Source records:
^^^^
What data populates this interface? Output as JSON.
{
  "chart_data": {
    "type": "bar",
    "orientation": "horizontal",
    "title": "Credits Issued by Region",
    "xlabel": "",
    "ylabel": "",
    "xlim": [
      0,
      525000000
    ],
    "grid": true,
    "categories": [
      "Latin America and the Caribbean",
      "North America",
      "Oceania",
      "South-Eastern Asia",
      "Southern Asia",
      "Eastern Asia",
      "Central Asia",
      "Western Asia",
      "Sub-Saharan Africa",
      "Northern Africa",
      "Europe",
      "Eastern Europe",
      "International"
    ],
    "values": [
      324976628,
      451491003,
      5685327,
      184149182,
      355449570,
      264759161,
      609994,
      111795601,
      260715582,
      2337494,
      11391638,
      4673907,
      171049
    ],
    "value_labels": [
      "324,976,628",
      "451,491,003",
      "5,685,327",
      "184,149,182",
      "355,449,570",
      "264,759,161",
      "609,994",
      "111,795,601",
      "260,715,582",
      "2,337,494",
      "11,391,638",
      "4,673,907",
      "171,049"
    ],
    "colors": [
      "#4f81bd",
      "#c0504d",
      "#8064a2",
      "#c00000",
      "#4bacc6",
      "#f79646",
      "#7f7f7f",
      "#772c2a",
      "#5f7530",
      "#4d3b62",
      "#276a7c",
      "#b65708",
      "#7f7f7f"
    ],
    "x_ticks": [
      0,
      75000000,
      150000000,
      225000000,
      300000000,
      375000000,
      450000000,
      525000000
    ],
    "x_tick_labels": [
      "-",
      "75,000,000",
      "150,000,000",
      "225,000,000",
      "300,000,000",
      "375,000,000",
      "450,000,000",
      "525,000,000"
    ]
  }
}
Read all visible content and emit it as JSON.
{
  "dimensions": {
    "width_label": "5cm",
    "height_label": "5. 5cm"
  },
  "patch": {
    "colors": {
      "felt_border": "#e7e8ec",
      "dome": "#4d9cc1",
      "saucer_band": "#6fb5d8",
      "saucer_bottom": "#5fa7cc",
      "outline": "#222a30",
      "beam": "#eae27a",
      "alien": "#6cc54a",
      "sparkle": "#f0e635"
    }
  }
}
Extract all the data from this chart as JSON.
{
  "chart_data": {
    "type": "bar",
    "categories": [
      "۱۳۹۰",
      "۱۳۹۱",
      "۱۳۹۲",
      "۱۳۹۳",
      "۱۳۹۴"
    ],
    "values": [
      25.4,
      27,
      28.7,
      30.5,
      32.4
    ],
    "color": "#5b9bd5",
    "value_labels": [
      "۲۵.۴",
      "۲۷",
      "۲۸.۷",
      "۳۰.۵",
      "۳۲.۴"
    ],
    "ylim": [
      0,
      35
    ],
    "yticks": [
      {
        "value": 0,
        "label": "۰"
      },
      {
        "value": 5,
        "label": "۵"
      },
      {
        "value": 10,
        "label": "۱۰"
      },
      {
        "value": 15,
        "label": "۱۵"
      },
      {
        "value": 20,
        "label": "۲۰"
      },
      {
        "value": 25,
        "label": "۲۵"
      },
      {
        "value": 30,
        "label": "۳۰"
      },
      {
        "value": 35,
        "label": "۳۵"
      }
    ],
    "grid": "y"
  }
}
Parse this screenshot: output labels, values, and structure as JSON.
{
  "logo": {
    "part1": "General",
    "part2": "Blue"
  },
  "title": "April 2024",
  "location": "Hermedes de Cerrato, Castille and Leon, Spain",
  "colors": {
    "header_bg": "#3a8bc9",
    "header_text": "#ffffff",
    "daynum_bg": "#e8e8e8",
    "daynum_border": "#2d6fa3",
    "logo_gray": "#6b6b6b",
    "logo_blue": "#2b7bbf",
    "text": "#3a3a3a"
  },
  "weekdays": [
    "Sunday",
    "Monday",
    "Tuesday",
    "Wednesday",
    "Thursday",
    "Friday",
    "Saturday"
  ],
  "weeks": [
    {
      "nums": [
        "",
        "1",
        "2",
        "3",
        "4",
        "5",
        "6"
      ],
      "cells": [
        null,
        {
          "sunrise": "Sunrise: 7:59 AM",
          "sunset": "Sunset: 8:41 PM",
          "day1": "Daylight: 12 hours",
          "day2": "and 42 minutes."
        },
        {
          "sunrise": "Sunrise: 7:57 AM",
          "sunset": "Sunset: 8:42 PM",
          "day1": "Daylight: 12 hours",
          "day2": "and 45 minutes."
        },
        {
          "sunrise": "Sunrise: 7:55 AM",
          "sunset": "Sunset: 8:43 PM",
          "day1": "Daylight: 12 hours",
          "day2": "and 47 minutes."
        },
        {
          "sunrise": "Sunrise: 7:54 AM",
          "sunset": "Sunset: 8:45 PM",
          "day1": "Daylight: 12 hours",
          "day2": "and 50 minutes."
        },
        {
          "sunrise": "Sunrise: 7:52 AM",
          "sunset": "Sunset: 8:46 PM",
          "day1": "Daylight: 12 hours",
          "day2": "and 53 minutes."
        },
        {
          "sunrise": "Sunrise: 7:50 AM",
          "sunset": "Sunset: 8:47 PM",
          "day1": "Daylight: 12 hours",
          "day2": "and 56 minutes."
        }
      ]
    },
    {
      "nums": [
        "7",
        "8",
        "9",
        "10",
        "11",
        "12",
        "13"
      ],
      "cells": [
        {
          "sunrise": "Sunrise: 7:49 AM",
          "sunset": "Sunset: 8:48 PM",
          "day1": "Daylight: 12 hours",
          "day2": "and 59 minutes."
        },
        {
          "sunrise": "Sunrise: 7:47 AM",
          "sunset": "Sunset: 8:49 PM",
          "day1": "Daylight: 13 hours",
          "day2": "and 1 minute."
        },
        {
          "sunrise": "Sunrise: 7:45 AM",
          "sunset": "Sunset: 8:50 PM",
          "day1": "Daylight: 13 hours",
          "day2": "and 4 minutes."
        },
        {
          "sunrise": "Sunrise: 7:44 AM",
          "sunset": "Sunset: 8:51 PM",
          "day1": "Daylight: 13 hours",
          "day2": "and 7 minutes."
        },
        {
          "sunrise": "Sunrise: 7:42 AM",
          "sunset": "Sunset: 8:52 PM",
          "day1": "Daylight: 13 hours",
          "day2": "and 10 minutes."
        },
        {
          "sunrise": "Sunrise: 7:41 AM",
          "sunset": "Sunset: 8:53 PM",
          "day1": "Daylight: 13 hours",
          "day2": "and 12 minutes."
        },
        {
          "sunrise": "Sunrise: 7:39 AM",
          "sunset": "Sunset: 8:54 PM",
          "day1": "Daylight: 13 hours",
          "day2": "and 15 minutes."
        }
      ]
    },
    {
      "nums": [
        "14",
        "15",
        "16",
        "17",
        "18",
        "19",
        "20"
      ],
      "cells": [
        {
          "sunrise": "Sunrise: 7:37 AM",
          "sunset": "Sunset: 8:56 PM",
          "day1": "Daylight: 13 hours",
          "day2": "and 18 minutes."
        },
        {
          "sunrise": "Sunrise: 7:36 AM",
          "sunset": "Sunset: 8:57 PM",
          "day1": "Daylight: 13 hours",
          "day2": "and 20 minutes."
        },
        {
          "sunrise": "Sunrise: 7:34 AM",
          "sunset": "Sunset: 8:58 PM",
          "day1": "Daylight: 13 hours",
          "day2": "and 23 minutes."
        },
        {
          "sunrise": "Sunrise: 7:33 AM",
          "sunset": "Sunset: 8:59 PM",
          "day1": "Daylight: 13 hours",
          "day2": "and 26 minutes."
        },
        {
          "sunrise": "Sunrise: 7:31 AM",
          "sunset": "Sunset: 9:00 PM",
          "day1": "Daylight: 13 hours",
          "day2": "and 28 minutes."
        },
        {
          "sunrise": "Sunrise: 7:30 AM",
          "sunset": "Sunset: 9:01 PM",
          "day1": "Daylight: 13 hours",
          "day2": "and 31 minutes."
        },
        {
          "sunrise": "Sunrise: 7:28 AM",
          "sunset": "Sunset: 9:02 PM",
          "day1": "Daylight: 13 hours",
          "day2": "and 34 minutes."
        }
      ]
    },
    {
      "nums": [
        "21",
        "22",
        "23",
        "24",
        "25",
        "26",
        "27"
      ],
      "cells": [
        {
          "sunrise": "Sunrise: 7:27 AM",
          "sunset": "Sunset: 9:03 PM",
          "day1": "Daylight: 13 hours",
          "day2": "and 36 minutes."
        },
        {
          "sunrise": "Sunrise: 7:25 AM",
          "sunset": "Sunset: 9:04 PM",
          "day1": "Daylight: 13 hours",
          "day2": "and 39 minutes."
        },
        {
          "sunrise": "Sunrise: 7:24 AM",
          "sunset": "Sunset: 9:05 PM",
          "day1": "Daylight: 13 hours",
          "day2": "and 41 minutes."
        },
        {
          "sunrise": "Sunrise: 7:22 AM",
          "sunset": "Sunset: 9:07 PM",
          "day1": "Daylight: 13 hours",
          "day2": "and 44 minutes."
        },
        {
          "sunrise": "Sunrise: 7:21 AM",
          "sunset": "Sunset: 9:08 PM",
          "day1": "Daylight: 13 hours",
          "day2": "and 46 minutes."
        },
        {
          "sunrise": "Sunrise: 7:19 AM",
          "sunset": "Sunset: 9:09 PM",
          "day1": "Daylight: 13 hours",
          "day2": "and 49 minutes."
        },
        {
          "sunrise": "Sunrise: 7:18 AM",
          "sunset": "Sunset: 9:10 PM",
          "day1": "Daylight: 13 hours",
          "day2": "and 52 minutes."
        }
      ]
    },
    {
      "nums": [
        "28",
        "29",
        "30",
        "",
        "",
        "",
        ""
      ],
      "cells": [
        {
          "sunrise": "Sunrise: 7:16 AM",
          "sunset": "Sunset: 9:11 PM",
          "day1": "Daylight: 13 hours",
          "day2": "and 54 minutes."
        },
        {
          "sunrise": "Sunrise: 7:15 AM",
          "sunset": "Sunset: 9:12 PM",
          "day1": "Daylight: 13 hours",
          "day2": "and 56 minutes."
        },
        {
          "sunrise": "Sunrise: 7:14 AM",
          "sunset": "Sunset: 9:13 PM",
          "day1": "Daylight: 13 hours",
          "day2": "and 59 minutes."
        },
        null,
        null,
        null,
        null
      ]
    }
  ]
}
^^^^
Requirements →
Extract all lines that hold the word "this".

In response →
What data populates this interface? Output as JSON.
Extract all the data from this chart as JSON.
Parse this screenshot: output labels, values, and structure as JSON.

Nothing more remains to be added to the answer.